## Instructions for the task
Convert the data below into a JSON array of strings with one string per line, omitting blank lines and excluding the pictures.

---------- Materials provided

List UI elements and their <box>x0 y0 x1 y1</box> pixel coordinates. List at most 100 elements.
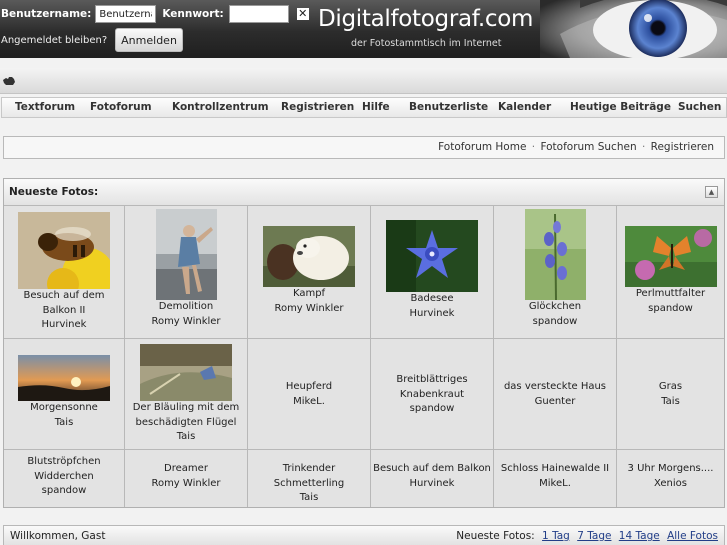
newest-photos-filter: Neueste Fotos: 1 Tag 7 Tage 14 Tage Alle… <box>456 530 718 542</box>
password-input[interactable] <box>228 5 289 23</box>
photo-cell[interactable]: Breitblättriges Knabenkraut spandow <box>371 339 494 450</box>
site-header: Benutzername: Kennwort: ✕ Angemeldet ble… <box>0 0 727 58</box>
site-tagline: der Fotostammtisch im Internet <box>351 38 502 49</box>
photo-cell[interactable]: Perlmuttfalter spandow <box>617 206 724 339</box>
photo-thumbnail[interactable] <box>524 209 586 300</box>
photo-cell[interactable]: Gras Tais <box>617 339 724 450</box>
photo-author[interactable]: spandow <box>494 315 616 330</box>
photo-title[interactable]: Badesee <box>371 292 493 307</box>
photo-author[interactable]: Guenter <box>494 395 616 410</box>
close-icon[interactable]: ✕ <box>296 8 309 20</box>
photo-author[interactable]: Tais <box>617 395 724 410</box>
photo-cell[interactable]: Der Bläuling mit dem beschädigten Flügel… <box>125 339 248 450</box>
photo-cell[interactable]: Heupferd MikeL. <box>248 339 371 450</box>
photo-cell[interactable]: Dreamer Romy Winkler <box>125 450 248 507</box>
photo-title[interactable]: Besuch auf dem Balkon <box>371 462 493 477</box>
login-button[interactable]: Anmelden <box>115 28 183 52</box>
filter-all-photos-link[interactable]: Alle Fotos <box>667 530 718 542</box>
photo-cell[interactable]: das versteckte Haus Guenter <box>494 339 617 450</box>
nav-textforum[interactable]: Textforum <box>15 101 75 113</box>
photo-cell[interactable]: 3 Uhr Morgens.... Xenios <box>617 450 724 507</box>
footer-bar: Willkommen, Gast Neueste Fotos: 1 Tag 7 … <box>3 525 725 545</box>
login-row: Benutzername: Kennwort: ✕ <box>1 5 309 23</box>
photo-cell[interactable]: Blutströpfchen Widderchen spandow <box>4 450 125 507</box>
photo-grid: Besuch auf dem Balkon II Hurvinek Demoli… <box>4 206 724 507</box>
filter-14-days-link[interactable]: 14 Tage <box>619 530 660 542</box>
breadcrumb-home-link[interactable]: Fotoforum Home <box>438 141 526 153</box>
photo-cell[interactable]: Schloss Hainewalde II MikeL. <box>494 450 617 507</box>
photo-author[interactable]: Tais <box>248 491 370 506</box>
photo-author[interactable]: Romy Winkler <box>248 302 370 317</box>
photo-thumbnail[interactable] <box>18 212 110 289</box>
photo-title[interactable]: Der Bläuling mit dem beschädigten Flügel <box>125 401 247 430</box>
photo-title[interactable]: Heupferd <box>248 380 370 395</box>
photo-title[interactable]: 3 Uhr Morgens.... <box>617 462 724 477</box>
photo-title[interactable]: Dreamer <box>125 462 247 477</box>
breadcrumb-search-link[interactable]: Fotoforum Suchen <box>540 141 636 153</box>
username-input[interactable] <box>95 5 157 23</box>
nav-suchen[interactable]: Suchen <box>678 101 721 113</box>
photo-title[interactable]: Trinkender Schmetterling <box>248 462 370 491</box>
photo-author[interactable]: Tais <box>4 416 124 431</box>
photo-title[interactable]: Perlmuttfalter <box>617 287 724 302</box>
photo-author[interactable]: Hurvinek <box>371 477 493 492</box>
eye-banner-image <box>540 0 727 58</box>
photo-cell[interactable]: Demolition Romy Winkler <box>125 206 248 339</box>
photo-title[interactable]: Glöckchen <box>494 300 616 315</box>
photo-title[interactable]: Morgensonne <box>4 401 124 416</box>
photo-title[interactable]: Schloss Hainewalde II <box>494 462 616 477</box>
remember-me-label[interactable]: Angemeldet bleiben? <box>1 35 107 46</box>
photo-cell[interactable]: Besuch auf dem Balkon II Hurvinek <box>4 206 125 339</box>
photo-cell[interactable]: Besuch auf dem Balkon Hurvinek <box>371 450 494 507</box>
nav-kontrollzentrum[interactable]: Kontrollzentrum <box>172 101 269 113</box>
password-label: Kennwort: <box>162 8 224 20</box>
breadcrumb: Fotoforum Home · Fotoforum Suchen · Regi… <box>3 136 725 159</box>
nav-fotoforum[interactable]: Fotoforum <box>90 101 152 113</box>
filter-1-day-link[interactable]: 1 Tag <box>542 530 570 542</box>
photo-thumbnail[interactable] <box>155 209 217 300</box>
photo-author[interactable]: Hurvinek <box>371 307 493 322</box>
filter-7-days-link[interactable]: 7 Tage <box>577 530 611 542</box>
breadcrumb-register-link[interactable]: Registrieren <box>651 141 714 153</box>
photo-author[interactable]: MikeL. <box>494 477 616 492</box>
photo-author[interactable]: spandow <box>4 484 124 499</box>
photo-title[interactable]: Gras <box>617 380 724 395</box>
site-logo[interactable]: Digitalfotograf.com <box>318 6 533 32</box>
nav-heutige-beitraege[interactable]: Heutige Beiträge <box>570 101 671 113</box>
photo-title[interactable]: Kampf <box>248 287 370 302</box>
photo-cell[interactable]: Glöckchen spandow <box>494 206 617 339</box>
photo-author[interactable]: Romy Winkler <box>125 315 247 330</box>
collapse-icon[interactable]: ▲ <box>705 186 718 198</box>
photo-title[interactable]: Breitblättriges Knabenkraut <box>371 373 493 402</box>
photo-cell[interactable]: Kampf Romy Winkler <box>248 206 371 339</box>
photo-cell[interactable]: Trinkender Schmetterling Tais <box>248 450 371 507</box>
photo-title[interactable]: Blutströpfchen Widderchen <box>4 455 124 484</box>
photo-author[interactable]: MikeL. <box>248 395 370 410</box>
newest-photos-label: Neueste Fotos: <box>456 530 535 542</box>
photo-title[interactable]: Besuch auf dem Balkon II <box>4 289 124 318</box>
newest-photos-panel: Neueste Fotos: ▲ Besuch auf dem Balkon I… <box>3 178 725 508</box>
photo-author[interactable]: Tais <box>125 430 247 445</box>
photo-thumbnail[interactable] <box>386 220 478 292</box>
nav-hilfe[interactable]: Hilfe <box>362 101 390 113</box>
photo-thumbnail[interactable] <box>624 226 717 287</box>
photo-author[interactable]: spandow <box>617 302 724 317</box>
nav-registrieren[interactable]: Registrieren <box>281 101 354 113</box>
photo-author[interactable]: spandow <box>371 402 493 417</box>
photo-author[interactable]: Romy Winkler <box>125 477 247 492</box>
breadcrumb-separator: · <box>531 141 536 153</box>
photo-cell[interactable]: Badesee Hurvinek <box>371 206 494 339</box>
hand-icon[interactable] <box>3 76 15 86</box>
photo-title[interactable]: das versteckte Haus <box>494 380 616 395</box>
photo-author[interactable]: Hurvinek <box>4 318 124 333</box>
main-nav: Textforum Fotoforum Kontrollzentrum Regi… <box>1 97 727 118</box>
photo-author[interactable]: Xenios <box>617 477 724 492</box>
nav-benutzerliste[interactable]: Benutzerliste <box>409 101 488 113</box>
photo-thumbnail[interactable] <box>263 226 355 287</box>
photo-title[interactable]: Demolition <box>125 300 247 315</box>
photo-thumbnail[interactable] <box>18 355 110 401</box>
photo-thumbnail[interactable] <box>140 344 232 401</box>
nav-kalender[interactable]: Kalender <box>498 101 551 113</box>
remember-row: Angemeldet bleiben? Anmelden <box>1 28 183 52</box>
photo-cell[interactable]: Morgensonne Tais <box>4 339 125 450</box>
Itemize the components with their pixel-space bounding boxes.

--------------------

## Task answer
[
  "List UI elements and their <box>x0 y0 x1 y1</box> pixel coordinates. List at most 100 elements.",
  "newest-photos-filter: Neueste Fotos: 1 Tag 7 Tage 14 Tage Alle… <box>456 530 718 542</box>",
  "password-input[interactable] <box>228 5 289 23</box>",
  "photo-cell[interactable]: Breitblättriges Knabenkraut spandow <box>371 339 494 450</box>",
  "site-header: Benutzername: Kennwort: ✕ Angemeldet ble… <box>0 0 727 58</box>",
  "site-tagline: der Fotostammtisch im Internet <box>351 38 502 49</box>",
  "photo-cell[interactable]: Perlmuttfalter spandow <box>617 206 724 339</box>",
  "photo-thumbnail[interactable] <box>524 209 586 300</box>",
  "photo-cell[interactable]: Gras Tais <box>617 339 724 450</box>",
  "photo-author[interactable]: spandow <box>494 315 616 330</box>",
  "photo-title[interactable]: Badesee <box>371 292 493 307</box>",
  "photo-author[interactable]: Guenter <box>494 395 616 410</box>",
  "close-icon[interactable]: ✕ <box>296 8 309 20</box>",
  "photo-author[interactable]: Tais <box>617 395 724 410</box>",
  "photo-cell[interactable]: Der Bläuling mit dem beschädigten Flügel… <box>125 339 248 450</box>",
  "photo-cell[interactable]: Heupferd MikeL. <box>248 339 371 450</box>",
  "photo-cell[interactable]: Dreamer Romy Winkler <box>125 450 248 507</box>",
  "photo-title[interactable]: Besuch auf dem Balkon <box>371 462 493 477</box>",
  "login-button[interactable]: Anmelden <box>115 28 183 52</box>",
  "filter-all-photos-link[interactable]: Alle Fotos <box>667 530 718 542</box>",
  "photo-cell[interactable]: das versteckte Haus Guenter <box>494 339 617 450</box>",
  "nav-textforum[interactable]: Textforum <box>15 101 75 113</box>",
  "photo-cell[interactable]: 3 Uhr Morgens.... Xenios <box>617 450 724 507</box>",
  "footer-bar: Willkommen, Gast Neueste Fotos: 1 Tag 7 … <box>3 525 725 545</box>",
  "login-row: Benutzername: Kennwort: ✕ <box>1 5 309 23</box>",
  "photo-cell[interactable]: Blutströpfchen Widderchen spandow <box>4 450 125 507</box>",
  "photo-grid: Besuch auf dem Balkon II Hurvinek Demoli… <box>4 206 724 507</box>",
  "filter-14-days-link[interactable]: 14 Tage <box>619 530 660 542</box>",
  "breadcrumb-home-link[interactable]: Fotoforum Home <box>438 141 526 153</box>",
  "photo-cell[interactable]: Schloss Hainewalde II MikeL. <box>494 450 617 507</box>",
  "photo-author[interactable]: Tais <box>248 491 370 506</box>",
  "photo-author[interactable]: Romy Winkler <box>248 302 370 317</box>",
  "photo-thumbnail[interactable] <box>18 212 110 289</box>",
  "photo-title[interactable]: Der Bläuling mit dem beschädigten Flügel <box>125 401 247 430</box>",
  "photo-title[interactable]: Heupferd <box>248 380 370 395</box>",
  "photo-title[interactable]: 3 Uhr Morgens.... <box>617 462 724 477</box>",
  "photo-title[interactable]: Dreamer <box>125 462 247 477</box>",
  "breadcrumb-search-link[interactable]: Fotoforum Suchen <box>540 141 636 153</box>",
  "username-input[interactable] <box>95 5 157 23</box>",
  "nav-suchen[interactable]: Suchen <box>678 101 721 113</box>",
  "photo-title[interactable]: Trinkender Schmetterling <box>248 462 370 491</box>",
  "photo-author[interactable]: Tais <box>4 416 124 431</box>",
  "photo-title[interactable]: Perlmuttfalter <box>617 287 724 302</box>",
  "photo-author[interactable]: Hurvinek <box>371 477 493 492</box>",
  "eye-banner-image <box>540 0 727 58</box>",
  "photo-cell[interactable]: Demolition Romy Winkler <box>125 206 248 339</box>",
  "photo-title[interactable]: Glöckchen <box>494 300 616 315</box>",
  "photo-title[interactable]: Morgensonne <box>4 401 124 416</box>",
  "photo-title[interactable]: Schloss Hainewalde II <box>494 462 616 477</box>",
  "remember-me-label[interactable]: Angemeldet bleiben? <box>1 35 107 46</box>",
  "photo-cell[interactable]: Besuch auf dem Balkon II Hurvinek <box>4 206 125 339</box>",
  "photo-cell[interactable]: Besuch auf dem Balkon Hurvinek <box>371 450 494 507</box>",
  "nav-kontrollzentrum[interactable]: Kontrollzentrum <box>172 101 269 113</box>",
  "password-label: Kennwort: <box>162 8 224 20</box>",
  "breadcrumb: Fotoforum Home · Fotoforum Suchen · Regi… <box>3 136 725 159</box>",
  "nav-fotoforum[interactable]: Fotoforum <box>90 101 152 113</box>",
  "filter-1-day-link[interactable]: 1 Tag <box>542 530 570 542</box>",
  "photo-thumbnail[interactable] <box>155 209 217 300</box>",
  "photo-author[interactable]: Hurvinek <box>371 307 493 322</box>",
  "filter-7-days-link[interactable]: 7 Tage <box>577 530 611 542</box>",
  "breadcrumb-register-link[interactable]: Registrieren <box>651 141 714 153</box>",
  "photo-author[interactable]: MikeL. <box>494 477 616 492</box>",
  "photo-author[interactable]: spandow <box>4 484 124 499</box>",
  "photo-title[interactable]: Gras <box>617 380 724 395</box>",
  "site-logo[interactable]: Digitalfotograf.com <box>318 6 533 32</box>",
  "nav-heutige-beitraege[interactable]: Heutige Beiträge <box>570 101 671 113</box>",
  "photo-title[interactable]: Kampf <box>248 287 370 302</box>",
  "photo-cell[interactable]: Glöckchen spandow <box>494 206 617 339</box>",
  "photo-author[interactable]: Romy Winkler <box>125 315 247 330</box>",
  "collapse-icon[interactable]: ▲ <box>705 186 718 198</box>",
  "photo-title[interactable]: Breitblättriges Knabenkraut <box>371 373 493 402</box>",
  "photo-cell[interactable]: Kampf Romy Winkler <box>248 206 371 339</box>",
  "photo-cell[interactable]: Trinkender Schmetterling Tais <box>248 450 371 507</box>",
  "photo-title[interactable]: Blutströpfchen Widderchen <box>4 455 124 484</box>",
  "photo-author[interactable]: MikeL. <box>248 395 370 410</box>",
  "newest-photos-label: Neueste Fotos: <box>456 530 535 542</box>",
  "photo-title[interactable]: Besuch auf dem Balkon II <box>4 289 124 318</box>",
  "newest-photos-panel: Neueste Fotos: ▲ Besuch auf dem Balkon I… <box>3 178 725 508</box>",
  "photo-author[interactable]: Tais <box>125 430 247 445</box>",
  "photo-thumbnail[interactable] <box>386 220 478 292</box>",
  "nav-hilfe[interactable]: Hilfe <box>362 101 390 113</box>",
  "photo-thumbnail[interactable] <box>624 226 717 287</box>",
  "photo-author[interactable]: spandow <box>617 302 724 317</box>",
  "nav-registrieren[interactable]: Registrieren <box>281 101 354 113</box>",
  "photo-author[interactable]: spandow <box>371 402 493 417</box>",
  "photo-author[interactable]: Romy Winkler <box>125 477 247 492</box>",
  "breadcrumb-separator: · <box>531 141 536 153</box>",
  "photo-cell[interactable]: Badesee Hurvinek <box>371 206 494 339</box>",
  "hand-icon[interactable] <box>3 76 15 86</box>",
  "photo-title[interactable]: das versteckte Haus <box>494 380 616 395</box>",
  "photo-author[interactable]: Hurvinek <box>4 318 124 333</box>",
  "main-nav: Textforum Fotoforum Kontrollzentrum Regi… <box>1 97 727 118</box>",
  "photo-author[interactable]: Xenios <box>617 477 724 492</box>",
  "nav-benutzerliste[interactable]: Benutzerliste <box>409 101 488 113</box>",
  "photo-thumbnail[interactable] <box>263 226 355 287</box>",
  "photo-title[interactable]: Demolition <box>125 300 247 315</box>",
  "photo-thumbnail[interactable] <box>18 355 110 401</box>",
  "photo-thumbnail[interactable] <box>140 344 232 401</box>",
  "nav-kalender[interactable]: Kalender <box>498 101 551 113</box>",
  "remember-row: Angemeldet bleiben? Anmelden <box>1 28 183 52</box>",
  "photo-cell[interactable]: Morgensonne Tais <box>4 339 125 450</box>",
  "Itemize the components with their pixel-space bounding boxes."
]